> **Data to process**
* * * * * * *
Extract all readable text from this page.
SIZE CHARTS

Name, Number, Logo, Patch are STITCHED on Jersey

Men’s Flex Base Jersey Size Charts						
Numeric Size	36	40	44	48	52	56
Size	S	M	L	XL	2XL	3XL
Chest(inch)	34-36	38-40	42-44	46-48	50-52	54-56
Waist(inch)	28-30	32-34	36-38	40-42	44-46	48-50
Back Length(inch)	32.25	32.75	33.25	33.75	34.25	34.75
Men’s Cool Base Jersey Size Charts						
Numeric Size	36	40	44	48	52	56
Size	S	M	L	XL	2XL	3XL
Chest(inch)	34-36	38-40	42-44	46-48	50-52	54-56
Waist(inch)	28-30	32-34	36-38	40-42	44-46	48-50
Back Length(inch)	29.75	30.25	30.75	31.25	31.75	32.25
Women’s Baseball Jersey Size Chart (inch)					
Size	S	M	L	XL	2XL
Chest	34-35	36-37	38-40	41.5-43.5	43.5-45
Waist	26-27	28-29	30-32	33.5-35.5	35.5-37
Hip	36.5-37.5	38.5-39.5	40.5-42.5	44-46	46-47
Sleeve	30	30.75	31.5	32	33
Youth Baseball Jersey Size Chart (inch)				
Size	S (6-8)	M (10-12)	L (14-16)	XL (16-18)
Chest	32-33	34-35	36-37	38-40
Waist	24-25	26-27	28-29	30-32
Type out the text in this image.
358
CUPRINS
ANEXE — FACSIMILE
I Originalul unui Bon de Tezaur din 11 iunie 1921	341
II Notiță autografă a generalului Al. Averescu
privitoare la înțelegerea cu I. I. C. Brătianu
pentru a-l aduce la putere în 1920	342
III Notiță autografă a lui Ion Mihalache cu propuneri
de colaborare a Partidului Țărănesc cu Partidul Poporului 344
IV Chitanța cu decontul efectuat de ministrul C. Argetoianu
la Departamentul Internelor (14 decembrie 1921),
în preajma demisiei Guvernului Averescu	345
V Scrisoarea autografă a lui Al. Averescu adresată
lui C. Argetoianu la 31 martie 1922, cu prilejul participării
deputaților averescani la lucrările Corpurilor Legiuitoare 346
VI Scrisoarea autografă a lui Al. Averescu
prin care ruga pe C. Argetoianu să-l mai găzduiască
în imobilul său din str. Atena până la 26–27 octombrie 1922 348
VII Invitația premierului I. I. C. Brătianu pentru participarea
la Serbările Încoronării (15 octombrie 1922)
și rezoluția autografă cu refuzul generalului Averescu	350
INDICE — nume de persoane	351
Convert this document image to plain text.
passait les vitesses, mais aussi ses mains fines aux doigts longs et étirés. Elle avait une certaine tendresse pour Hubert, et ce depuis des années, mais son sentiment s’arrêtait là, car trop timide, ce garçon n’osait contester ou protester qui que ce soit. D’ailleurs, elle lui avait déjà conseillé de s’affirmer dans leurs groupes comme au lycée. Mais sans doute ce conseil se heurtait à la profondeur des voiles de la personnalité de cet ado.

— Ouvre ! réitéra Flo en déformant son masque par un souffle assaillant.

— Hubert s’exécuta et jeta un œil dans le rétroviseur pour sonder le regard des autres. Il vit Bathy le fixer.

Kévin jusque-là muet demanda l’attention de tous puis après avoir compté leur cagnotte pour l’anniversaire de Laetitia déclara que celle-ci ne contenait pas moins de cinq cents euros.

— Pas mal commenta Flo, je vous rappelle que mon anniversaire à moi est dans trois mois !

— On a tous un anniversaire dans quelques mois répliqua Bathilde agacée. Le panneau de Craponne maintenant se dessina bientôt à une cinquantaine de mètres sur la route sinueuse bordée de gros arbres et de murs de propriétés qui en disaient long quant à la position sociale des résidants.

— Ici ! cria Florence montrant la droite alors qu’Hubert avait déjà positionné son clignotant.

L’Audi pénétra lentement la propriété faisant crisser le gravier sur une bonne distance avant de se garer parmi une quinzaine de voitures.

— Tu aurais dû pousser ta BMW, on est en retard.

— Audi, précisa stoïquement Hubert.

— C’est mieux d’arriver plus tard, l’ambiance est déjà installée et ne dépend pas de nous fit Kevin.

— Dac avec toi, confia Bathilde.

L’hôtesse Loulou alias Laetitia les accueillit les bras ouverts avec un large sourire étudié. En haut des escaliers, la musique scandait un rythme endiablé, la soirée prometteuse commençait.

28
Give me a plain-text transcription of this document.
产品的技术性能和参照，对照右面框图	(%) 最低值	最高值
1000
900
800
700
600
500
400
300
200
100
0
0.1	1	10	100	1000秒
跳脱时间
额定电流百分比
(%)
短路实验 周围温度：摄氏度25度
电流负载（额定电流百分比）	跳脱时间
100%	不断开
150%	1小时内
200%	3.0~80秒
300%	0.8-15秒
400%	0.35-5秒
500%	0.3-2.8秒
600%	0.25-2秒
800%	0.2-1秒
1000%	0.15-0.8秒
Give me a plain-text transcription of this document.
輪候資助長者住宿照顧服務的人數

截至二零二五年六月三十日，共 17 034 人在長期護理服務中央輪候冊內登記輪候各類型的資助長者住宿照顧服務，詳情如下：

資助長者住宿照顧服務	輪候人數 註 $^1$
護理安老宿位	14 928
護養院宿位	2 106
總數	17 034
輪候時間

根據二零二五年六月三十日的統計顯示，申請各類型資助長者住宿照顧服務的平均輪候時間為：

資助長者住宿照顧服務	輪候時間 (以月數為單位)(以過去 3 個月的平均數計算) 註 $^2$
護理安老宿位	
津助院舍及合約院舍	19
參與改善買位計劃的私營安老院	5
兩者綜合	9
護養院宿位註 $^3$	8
* * * * * * *
Restate every entry word for word.

> **Written response**
Extract all readable text from this page.
SIZE CHARTS

Name, Number, Logo, Patch are STITCHED on Jersey

Men’s Flex Base Jersey Size Charts						
Numeric Size	36	40	44	48	52	56
Size	S	M	L	XL	2XL	3XL
Chest(inch)	34-36	38-40	42-44	46-48	50-52	54-56
Waist(inch)	28-30	32-34	36-38	40-42	44-46	48-50
Back Length(inch)	32.25	32.75	33.25	33.75	34.25	34.75
Men’s Cool Base Jersey Size Charts						
Numeric Size	36	40	44	48	52	56
Size	S	M	L	XL	2XL	3XL
Chest(inch)	34-36	38-40	42-44	46-48	50-52	54-56
Waist(inch)	28-30	32-34	36-38	40-42	44-46	48-50
Back Length(inch)	29.75	30.25	30.75	31.25	31.75	32.25
Women’s Baseball Jersey Size Chart (inch)					
Size	S	M	L	XL	2XL
Chest	34-35	36-37	38-40	41.5-43.5	43.5-45
Waist	26-27	28-29	30-32	33.5-35.5	35.5-37
Hip	36.5-37.5	38.5-39.5	40.5-42.5	44-46	46-47
Sleeve	30	30.75	31.5	32	33
Youth Baseball Jersey Size Chart (inch)				
Size	S (6-8)	M (10-12)	L (14-16)	XL (16-18)
Chest	32-33	34-35	36-37	38-40
Waist	24-25	26-27	28-29	30-32
Type out the text in this image.
358
CUPRINS
ANEXE — FACSIMILE
I Originalul unui Bon de Tezaur din 11 iunie 1921	341
II Notiță autografă a generalului Al. Averescu
privitoare la înțelegerea cu I. I. C. Brătianu
pentru a-l aduce la putere în 1920	342
III Notiță autografă a lui Ion Mihalache cu propuneri
de colaborare a Partidului Țărănesc cu Partidul Poporului 344
IV Chitanța cu decontul efectuat de ministrul C. Argetoianu
la Departamentul Internelor (14 decembrie 1921),
în preajma demisiei Guvernului Averescu	345
V Scrisoarea autografă a lui Al. Averescu adresată
lui C. Argetoianu la 31 martie 1922, cu prilejul participării
deputaților averescani la lucrările Corpurilor Legiuitoare 346
VI Scrisoarea autografă a lui Al. Averescu
prin care ruga pe C. Argetoianu să-l mai găzduiască
în imobilul său din str. Atena până la 26–27 octombrie 1922 348
VII Invitația premierului I. I. C. Brătianu pentru participarea
la Serbările Încoronării (15 octombrie 1922)
și rezoluția autografă cu refuzul generalului Averescu	350
INDICE — nume de persoane	351
Convert this document image to plain text.
passait les vitesses, mais aussi ses mains fines aux doigts longs et étirés. Elle avait une certaine tendresse pour Hubert, et ce depuis des années, mais son sentiment s’arrêtait là, car trop timide, ce garçon n’osait contester ou protester qui que ce soit. D’ailleurs, elle lui avait déjà conseillé de s’affirmer dans leurs groupes comme au lycée. Mais sans doute ce conseil se heurtait à la profondeur des voiles de la personnalité de cet ado.

— Ouvre ! réitéra Flo en déformant son masque par un souffle assaillant.

— Hubert s’exécuta et jeta un œil dans le rétroviseur pour sonder le regard des autres. Il vit Bathy le fixer.

Kévin jusque-là muet demanda l’attention de tous puis après avoir compté leur cagnotte pour l’anniversaire de Laetitia déclara que celle-ci ne contenait pas moins de cinq cents euros.

— Pas mal commenta Flo, je vous rappelle que mon anniversaire à moi est dans trois mois !

— On a tous un anniversaire dans quelques mois répliqua Bathilde agacée. Le panneau de Craponne maintenant se dessina bientôt à une cinquantaine de mètres sur la route sinueuse bordée de gros arbres et de murs de propriétés qui en disaient long quant à la position sociale des résidants.

— Ici ! cria Florence montrant la droite alors qu’Hubert avait déjà positionné son clignotant.

L’Audi pénétra lentement la propriété faisant crisser le gravier sur une bonne distance avant de se garer parmi une quinzaine de voitures.

— Tu aurais dû pousser ta BMW, on est en retard.

— Audi, précisa stoïquement Hubert.

— C’est mieux d’arriver plus tard, l’ambiance est déjà installée et ne dépend pas de nous fit Kevin.

— Dac avec toi, confia Bathilde.

L’hôtesse Loulou alias Laetitia les accueillit les bras ouverts avec un large sourire étudié. En haut des escaliers, la musique scandait un rythme endiablé, la soirée prometteuse commençait.

28
Give me a plain-text transcription of this document.
产品的技术性能和参照，对照右面框图	(%) 最低值	最高值
1000
900
800
700
600
500
400
300
200
100
0
0.1	1	10	100	1000秒
跳脱时间
额定电流百分比
(%)
短路实验 周围温度：摄氏度25度
电流负载（额定电流百分比）	跳脱时间
100%	不断开
150%	1小时内
200%	3.0~80秒
300%	0.8-15秒
400%	0.35-5秒
500%	0.3-2.8秒
600%	0.25-2秒
800%	0.2-1秒
1000%	0.15-0.8秒
Give me a plain-text transcription of this document.
輪候資助長者住宿照顧服務的人數

截至二零二五年六月三十日，共 17 034 人在長期護理服務中央輪候冊內登記輪候各類型的資助長者住宿照顧服務，詳情如下：

資助長者住宿照顧服務	輪候人數 註 $^1$
護理安老宿位	14 928
護養院宿位	2 106
總數	17 034
輪候時間

根據二零二五年六月三十日的統計顯示，申請各類型資助長者住宿照顧服務的平均輪候時間為：

資助長者住宿照顧服務	輪候時間 (以月數為單位)(以過去 3 個月的平均數計算) 註 $^2$
護理安老宿位	
津助院舍及合約院舍	19
參與改善買位計劃的私營安老院	5
兩者綜合	9
護養院宿位註 $^3$	8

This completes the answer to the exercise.